• Required actions:
(a) The passage on inner product axioms presents several results as consequences of the axioms. List every such result.
(b) According to the passage on inner product axioms, what does the first axiom require of ⟨v, v⟩?
(c) Proceed with the passage on inner product axioms from its final sentence onward.

• Quoted passage:
From these three axioms we can also conclude that \langle \mathbf{v}, \alpha\mathbf{w} \rangle = \alpha \langle \mathbf{v,w} \rangle and \langle \mathbf{ v, u+w} \rangle = \langle \mathbf{v,u} \rangle + \langle \mathbf{v,w} \rangle.

  • For all \mathbf{v} \in V, \langle \mathbf{v, v} \rangle \ge 0, with equality if and only if \mathbf{v} = \mathbf{0}.

This is reasonable because from the first axiom, we must have \langle \mathbf{v,v} \rangle \in \mathbb{R}.

Note that from these axioms we may also obtain the following result:

  • \langle \mathbf{v,w} \rangle = 0 for all \mathbf{w}\in V if and only if \mathbf{v = 0}.

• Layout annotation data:
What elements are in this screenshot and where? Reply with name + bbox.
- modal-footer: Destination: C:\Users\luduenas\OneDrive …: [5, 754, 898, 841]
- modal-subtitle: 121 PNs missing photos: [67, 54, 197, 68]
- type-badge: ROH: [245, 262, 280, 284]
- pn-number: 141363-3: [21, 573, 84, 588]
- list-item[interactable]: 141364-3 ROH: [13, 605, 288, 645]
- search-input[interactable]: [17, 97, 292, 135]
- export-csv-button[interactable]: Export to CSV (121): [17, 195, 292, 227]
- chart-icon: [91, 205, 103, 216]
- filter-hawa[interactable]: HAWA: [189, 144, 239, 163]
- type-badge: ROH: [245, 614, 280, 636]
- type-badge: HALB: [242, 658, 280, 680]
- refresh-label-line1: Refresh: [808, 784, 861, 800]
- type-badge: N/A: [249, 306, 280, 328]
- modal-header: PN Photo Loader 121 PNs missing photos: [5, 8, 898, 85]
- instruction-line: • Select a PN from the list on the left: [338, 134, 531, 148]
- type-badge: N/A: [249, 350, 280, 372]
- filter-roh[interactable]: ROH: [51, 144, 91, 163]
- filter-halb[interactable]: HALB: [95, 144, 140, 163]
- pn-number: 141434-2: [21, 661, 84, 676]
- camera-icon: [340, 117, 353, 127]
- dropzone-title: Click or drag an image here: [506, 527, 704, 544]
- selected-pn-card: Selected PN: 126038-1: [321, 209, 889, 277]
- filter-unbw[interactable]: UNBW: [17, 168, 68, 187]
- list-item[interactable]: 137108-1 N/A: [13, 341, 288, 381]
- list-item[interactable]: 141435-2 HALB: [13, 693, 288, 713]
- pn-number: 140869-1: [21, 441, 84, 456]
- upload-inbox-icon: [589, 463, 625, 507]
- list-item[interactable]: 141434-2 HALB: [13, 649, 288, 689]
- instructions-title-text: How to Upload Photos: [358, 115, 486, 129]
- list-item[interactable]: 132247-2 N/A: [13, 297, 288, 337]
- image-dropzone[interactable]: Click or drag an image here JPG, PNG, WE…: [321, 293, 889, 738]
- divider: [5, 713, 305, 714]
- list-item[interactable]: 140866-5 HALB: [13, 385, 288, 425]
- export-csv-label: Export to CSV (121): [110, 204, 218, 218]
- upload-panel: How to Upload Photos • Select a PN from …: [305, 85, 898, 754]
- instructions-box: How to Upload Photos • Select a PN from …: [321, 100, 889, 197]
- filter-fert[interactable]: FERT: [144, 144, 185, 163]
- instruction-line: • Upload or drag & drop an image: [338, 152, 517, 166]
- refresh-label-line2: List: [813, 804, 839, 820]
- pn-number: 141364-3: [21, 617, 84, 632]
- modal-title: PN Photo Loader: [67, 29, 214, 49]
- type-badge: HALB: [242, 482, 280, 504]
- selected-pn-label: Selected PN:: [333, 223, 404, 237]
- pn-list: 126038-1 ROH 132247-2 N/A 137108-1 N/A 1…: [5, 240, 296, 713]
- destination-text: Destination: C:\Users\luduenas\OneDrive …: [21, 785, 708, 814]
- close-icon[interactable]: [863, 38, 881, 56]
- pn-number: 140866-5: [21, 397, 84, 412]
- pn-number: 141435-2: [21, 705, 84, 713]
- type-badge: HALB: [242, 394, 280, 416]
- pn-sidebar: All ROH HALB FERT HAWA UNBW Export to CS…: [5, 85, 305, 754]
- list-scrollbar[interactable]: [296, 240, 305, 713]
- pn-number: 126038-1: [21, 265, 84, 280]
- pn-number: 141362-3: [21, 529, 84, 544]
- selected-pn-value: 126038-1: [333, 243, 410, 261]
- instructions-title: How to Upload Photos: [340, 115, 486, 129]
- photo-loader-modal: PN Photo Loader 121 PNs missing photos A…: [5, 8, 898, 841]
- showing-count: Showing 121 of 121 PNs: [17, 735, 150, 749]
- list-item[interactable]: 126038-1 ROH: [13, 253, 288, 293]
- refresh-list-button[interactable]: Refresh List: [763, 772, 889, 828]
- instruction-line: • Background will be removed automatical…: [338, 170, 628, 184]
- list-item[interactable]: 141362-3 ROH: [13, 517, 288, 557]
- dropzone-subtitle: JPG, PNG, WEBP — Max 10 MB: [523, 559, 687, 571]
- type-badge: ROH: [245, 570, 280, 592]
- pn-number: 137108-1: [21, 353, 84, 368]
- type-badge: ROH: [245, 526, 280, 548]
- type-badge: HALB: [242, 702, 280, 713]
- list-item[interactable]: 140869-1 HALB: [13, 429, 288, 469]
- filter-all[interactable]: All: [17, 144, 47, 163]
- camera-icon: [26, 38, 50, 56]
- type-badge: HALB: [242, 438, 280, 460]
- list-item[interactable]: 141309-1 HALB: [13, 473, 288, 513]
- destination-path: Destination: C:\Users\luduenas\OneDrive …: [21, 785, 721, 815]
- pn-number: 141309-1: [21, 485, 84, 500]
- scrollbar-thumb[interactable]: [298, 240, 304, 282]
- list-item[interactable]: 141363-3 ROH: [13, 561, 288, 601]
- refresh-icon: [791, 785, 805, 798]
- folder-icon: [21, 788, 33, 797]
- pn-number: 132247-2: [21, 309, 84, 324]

...

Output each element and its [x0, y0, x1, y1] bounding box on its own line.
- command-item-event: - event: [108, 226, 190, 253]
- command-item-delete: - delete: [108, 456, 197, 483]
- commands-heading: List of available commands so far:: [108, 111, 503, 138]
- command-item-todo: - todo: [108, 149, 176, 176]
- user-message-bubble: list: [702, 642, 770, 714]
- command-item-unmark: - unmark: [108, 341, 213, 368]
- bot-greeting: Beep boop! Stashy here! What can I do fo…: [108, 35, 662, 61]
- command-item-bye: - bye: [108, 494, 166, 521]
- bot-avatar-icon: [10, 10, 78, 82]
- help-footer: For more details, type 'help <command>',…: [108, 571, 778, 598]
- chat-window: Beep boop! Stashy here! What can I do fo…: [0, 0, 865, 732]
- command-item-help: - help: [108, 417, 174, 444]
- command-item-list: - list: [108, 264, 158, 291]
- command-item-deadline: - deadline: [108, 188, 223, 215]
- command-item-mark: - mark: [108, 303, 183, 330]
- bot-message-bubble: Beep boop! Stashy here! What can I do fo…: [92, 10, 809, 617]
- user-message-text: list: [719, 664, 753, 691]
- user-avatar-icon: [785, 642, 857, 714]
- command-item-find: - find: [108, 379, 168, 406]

• Task results:
(a)
- ⟨v, αw⟩ = α⟨v, w⟩
- ⟨v, u + w⟩ = ⟨v, u⟩ + ⟨v, w⟩
- ⟨v, w⟩ = 0 for all w ∈ V if and only if v = 0

(b) It requires that ⟨v, v⟩ be a real number.

(c)
This is occasionally listed as an axiom in place of the condition that equality holds on the condition \langle \mathbf{v,v} \rangle = 0 exactly when \mathbf{v=0}.

Examples

For the vector space \mathbb{R}^n, the dot product is perhaps the most familiar example of an inner product.

In addition, for the vector space \displaystyle A of continuous functions mapping some interval I \mapsto \mathbb{R}, the operator \displaystyle \int_{I} f(x)g(x) dx is an inner product for f, g \in A.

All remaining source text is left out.